[Bounding box annotations]

____________

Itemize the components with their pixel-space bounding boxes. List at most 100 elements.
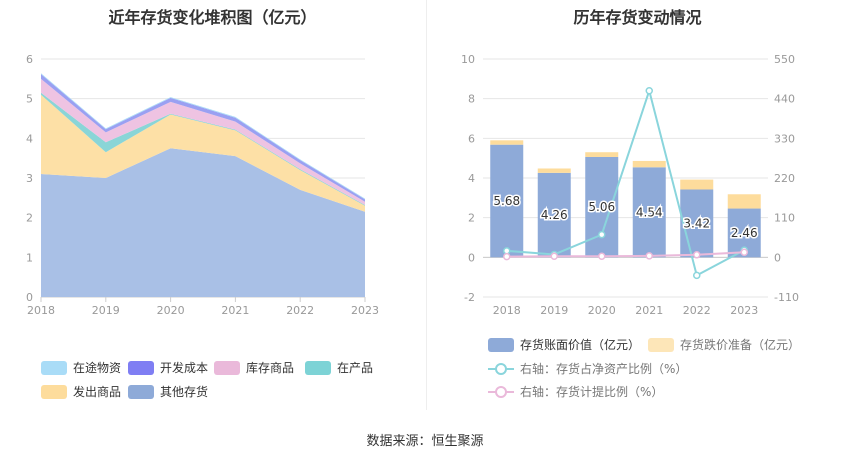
- line-point: [598, 230, 606, 239]
- y-tick-label: 5: [26, 93, 33, 106]
- area-series: [41, 92, 365, 206]
- x-tick-label: 2023: [730, 304, 758, 317]
- bar-impairment: [632, 160, 666, 168]
- bar-value-label: 4.26: [541, 208, 568, 222]
- legend-label: 在产品: [337, 361, 374, 375]
- line-series: [506, 251, 745, 258]
- data-source-note: 数据来源：恒生聚源: [366, 434, 484, 449]
- y2-tick-label: 0: [774, 251, 781, 264]
- bar-book-value: [585, 156, 619, 258]
- bar-book-value: [537, 172, 571, 258]
- bar-value-label: 5.06: [588, 200, 615, 214]
- y-tick-label: 6: [468, 132, 475, 145]
- y2-tick-label: 550: [774, 53, 795, 66]
- y-tick-label: 3: [26, 172, 33, 185]
- area-series: [41, 94, 365, 212]
- left-chart-title: 近年存货变化堆积图（亿元）: [108, 8, 317, 27]
- y2-tick-label: 440: [774, 93, 795, 106]
- line-point: [645, 252, 653, 260]
- line-series: [506, 87, 745, 277]
- line-point: [740, 248, 748, 257]
- charts-canvas: 0 1 2 3 4 5 6 2018 2019 2020 2021 2022 2023 -2 0 2 4 6 8 10…: [26, 53, 799, 317]
- legend-item-provision-ratio[interactable]: 右轴：存货计提比例（%）: [488, 383, 663, 400]
- legend-swatch: [41, 360, 67, 375]
- legend-item-other-inventory[interactable]: 其他存货: [128, 383, 208, 400]
- y-tick-label: 2: [26, 212, 33, 225]
- legend-label: 库存商品: [246, 361, 295, 375]
- y-tick-label: 2: [468, 212, 475, 225]
- legend-swatch: [214, 360, 240, 375]
- legend-swatch: [305, 360, 331, 375]
- x-tick-label: 2020: [588, 304, 616, 317]
- legend-label: 右轴：存货计提比例（%）: [520, 385, 664, 399]
- line-point: [550, 252, 558, 261]
- bar-impairment: [680, 179, 714, 190]
- y-tick-label: 10: [461, 53, 475, 66]
- x-tick-label: 2022: [683, 304, 711, 317]
- legend-label: 发出商品: [73, 385, 122, 399]
- x-tick-label: 2019: [92, 304, 120, 317]
- legend-label: 右轴：存货占净资产比例（%）: [520, 362, 688, 376]
- legend-item-shipped-goods[interactable]: 发出商品: [41, 383, 121, 400]
- bar-book-value: [632, 167, 666, 258]
- bar-book-value: [490, 144, 524, 258]
- legend-item-wip[interactable]: 在产品: [305, 359, 373, 376]
- right-chart-title: 历年存货变动情况: [573, 8, 702, 27]
- legend-item-book-value[interactable]: 存货账面价值（亿元）: [488, 336, 640, 353]
- panel-divider: [426, 0, 427, 410]
- y-tick-label: 6: [26, 53, 33, 66]
- bar-impairment: [537, 168, 571, 173]
- legend-item-in-transit[interactable]: 在途物资: [41, 359, 121, 376]
- y-tick-label: 4: [26, 132, 33, 145]
- x-tick-label: 2018: [27, 304, 55, 317]
- line-point: [693, 251, 701, 259]
- legend-label: 存货跌价准备（亿元）: [680, 338, 801, 352]
- bar-impairment: [490, 140, 524, 145]
- legend-swatch: [648, 337, 674, 352]
- legend-swatch: [128, 384, 154, 399]
- x-tick-label: 2021: [635, 304, 663, 317]
- y2-tick-label: 330: [774, 132, 795, 145]
- bar-value-label: 3.42: [683, 216, 710, 230]
- legend-swatch: [128, 360, 154, 375]
- area-series: [41, 78, 365, 205]
- legend-label: 开发成本: [160, 361, 209, 375]
- line-point: [645, 86, 653, 95]
- legend-label: 在途物资: [73, 361, 122, 375]
- bar-impairment: [585, 152, 619, 157]
- y2-tick-label: 110: [774, 212, 795, 225]
- legend-item-impairment[interactable]: 存货跌价准备（亿元）: [648, 336, 800, 353]
- y2-tick-label: 220: [774, 172, 795, 185]
- line-point: [598, 252, 606, 261]
- legend-label: 其他存货: [160, 385, 209, 399]
- x-tick-label: 2021: [221, 304, 249, 317]
- y-tick-label: 1: [26, 251, 33, 264]
- y2-tick-label: -110: [774, 291, 799, 304]
- bar-impairment: [727, 194, 761, 209]
- x-tick-label: 2019: [540, 304, 568, 317]
- bar-value-label: 2.46: [731, 226, 758, 240]
- y-tick-label: -2: [464, 291, 475, 304]
- legend-label: 存货账面价值（亿元）: [520, 338, 641, 352]
- legend-swatch: [41, 384, 67, 399]
- y-tick-label: 0: [26, 291, 33, 304]
- bar-value-label: 4.54: [636, 205, 663, 219]
- area-series: [41, 148, 365, 297]
- y-tick-label: 0: [468, 251, 475, 264]
- line-point: [503, 252, 511, 261]
- legend-item-inventory-ratio[interactable]: 右轴：存货占净资产比例（%）: [488, 360, 687, 377]
- legend-item-dev-cost[interactable]: 开发成本: [128, 359, 208, 376]
- legend-line-marker: [488, 362, 514, 376]
- line-point: [693, 271, 701, 280]
- legend-swatch: [488, 337, 514, 352]
- y-tick-label: 8: [468, 93, 475, 106]
- x-tick-label: 2022: [286, 304, 314, 317]
- x-tick-label: 2020: [157, 304, 185, 317]
- x-tick-label: 2023: [351, 304, 379, 317]
- x-tick-label: 2018: [493, 304, 521, 317]
- y-tick-label: 4: [468, 172, 475, 185]
- bar-book-value: [680, 189, 714, 258]
- legend-item-inventory-goods[interactable]: 库存商品: [214, 359, 294, 376]
- legend-line-marker: [488, 385, 514, 399]
- bar-value-label: 5.68: [493, 194, 520, 208]
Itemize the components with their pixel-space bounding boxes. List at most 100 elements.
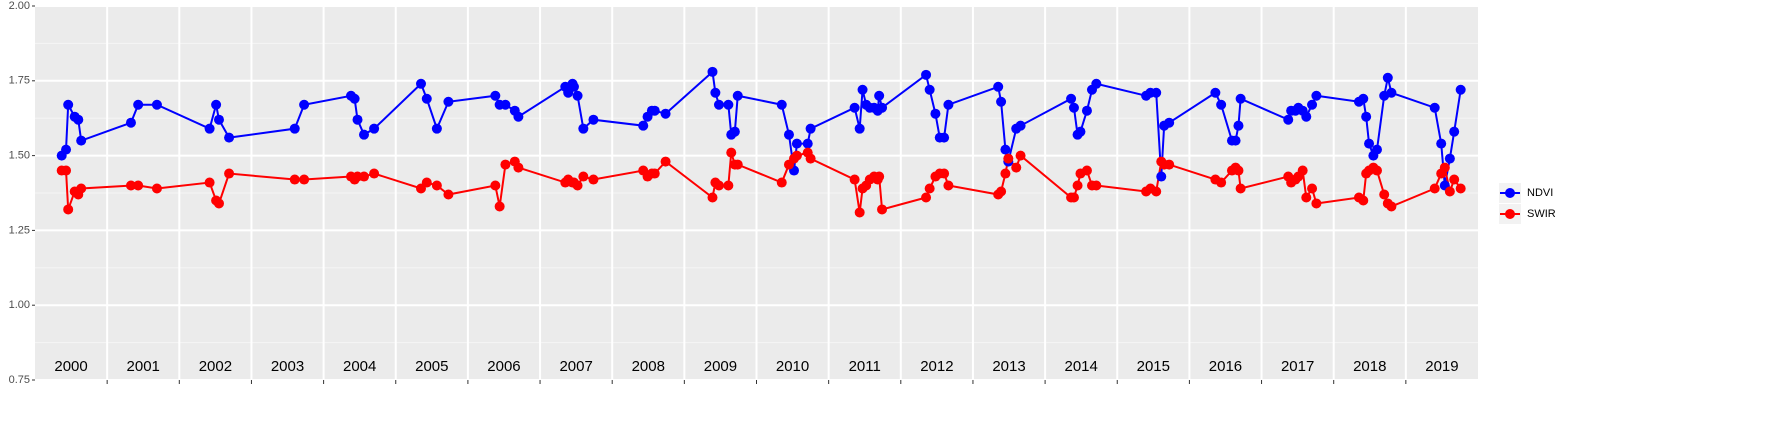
data-point — [1015, 120, 1026, 131]
data-point — [996, 96, 1007, 107]
data-point — [76, 183, 87, 194]
data-point — [805, 123, 816, 134]
data-point — [213, 114, 224, 125]
data-point — [805, 153, 816, 164]
data-point — [500, 159, 511, 170]
data-point — [1156, 171, 1167, 182]
data-point — [1358, 195, 1369, 206]
y-tick-label: 2.00 — [9, 0, 30, 12]
data-point — [1455, 183, 1466, 194]
data-point — [1233, 120, 1244, 131]
data-point — [921, 69, 932, 80]
data-point — [726, 147, 737, 158]
x-tick-label: 2014 — [1064, 358, 1097, 375]
data-point — [1235, 183, 1246, 194]
data-point — [1151, 186, 1162, 197]
data-point — [1000, 168, 1011, 179]
data-point — [660, 108, 671, 119]
data-point — [713, 99, 724, 110]
data-point — [61, 165, 72, 176]
data-point — [416, 78, 427, 89]
data-point — [921, 192, 932, 203]
data-point — [369, 123, 380, 134]
legend-label: SWIR — [1527, 208, 1556, 220]
data-point — [1072, 180, 1083, 191]
data-point — [151, 183, 162, 194]
data-point — [924, 84, 935, 95]
data-point — [854, 123, 865, 134]
data-point — [707, 192, 718, 203]
legend-label: NDVI — [1527, 187, 1553, 199]
data-point — [776, 99, 787, 110]
data-point — [1386, 201, 1397, 212]
data-point — [1444, 186, 1455, 197]
data-point — [443, 96, 454, 107]
y-tick-label: 0.75 — [9, 374, 30, 386]
data-point — [289, 174, 300, 185]
y-tick-label: 1.00 — [9, 299, 30, 311]
data-point — [1311, 90, 1322, 101]
data-point — [421, 93, 432, 104]
data-point — [1068, 192, 1079, 203]
data-point — [572, 90, 583, 101]
data-point — [1386, 87, 1397, 98]
data-point — [125, 117, 136, 128]
data-point — [224, 168, 235, 179]
data-point — [943, 180, 954, 191]
data-point — [857, 84, 868, 95]
data-point — [369, 168, 380, 179]
x-tick-label: 2019 — [1425, 358, 1458, 375]
data-point — [791, 150, 802, 161]
data-point — [1361, 111, 1372, 122]
data-point — [578, 171, 589, 182]
data-point — [204, 177, 215, 188]
x-tick-label: 2009 — [704, 358, 737, 375]
data-point — [224, 132, 235, 143]
data-point — [289, 123, 300, 134]
x-tick-label: 2016 — [1209, 358, 1242, 375]
data-point — [732, 90, 743, 101]
data-point — [1015, 150, 1026, 161]
data-point — [1364, 138, 1375, 149]
x-tick-label: 2018 — [1353, 358, 1386, 375]
data-point — [723, 99, 734, 110]
data-point — [710, 87, 721, 98]
data-point — [1283, 114, 1294, 125]
data-point — [1075, 126, 1086, 137]
data-point — [359, 171, 370, 182]
data-point — [299, 174, 310, 185]
data-point — [63, 99, 74, 110]
data-point — [1301, 192, 1312, 203]
data-point — [513, 111, 524, 122]
x-tick-label: 2001 — [127, 358, 160, 375]
data-point — [299, 99, 310, 110]
data-point — [1164, 159, 1175, 170]
data-point — [1210, 87, 1221, 98]
data-point — [1439, 162, 1450, 173]
data-point — [924, 183, 935, 194]
data-point — [443, 189, 454, 200]
data-point — [1444, 153, 1455, 164]
data-point — [1301, 111, 1312, 122]
data-point — [431, 180, 442, 191]
data-point — [996, 186, 1007, 197]
marks — [56, 66, 1466, 218]
data-point — [660, 156, 671, 167]
data-point — [939, 168, 950, 179]
data-point — [849, 174, 860, 185]
data-point — [76, 135, 87, 146]
data-point — [494, 201, 505, 212]
data-point — [930, 108, 941, 119]
data-point — [204, 123, 215, 134]
data-point — [1068, 102, 1079, 113]
data-point — [568, 81, 579, 92]
data-point — [359, 129, 370, 140]
data-point — [776, 177, 787, 188]
legend-key-point — [1505, 188, 1515, 198]
data-point — [1081, 165, 1092, 176]
data-point — [1151, 87, 1162, 98]
data-point — [783, 129, 794, 140]
data-point — [490, 180, 501, 191]
data-point — [1235, 93, 1246, 104]
data-point — [877, 204, 888, 215]
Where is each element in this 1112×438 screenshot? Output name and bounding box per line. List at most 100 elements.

____________

- [GOAL]: Set down, word for word, the lines of the material from the one containing "- line-point: [598, 230, 606, 239]" through the one containing "- line-series: [506, 251, 745, 258]", including both.

- [EXPECTED ANSWER]:
- line-point: [598, 230, 606, 239]
- y-tick-label: 5: [26, 93, 33, 106]
- area-series: [41, 92, 365, 206]
- x-tick-label: 2023: [730, 304, 758, 317]
- bar-impairment: [632, 160, 666, 168]
- bar-value-label: 4.26: [541, 208, 568, 222]
- legend-label: 在产品: [337, 361, 374, 375]
- line-series: [506, 251, 745, 258]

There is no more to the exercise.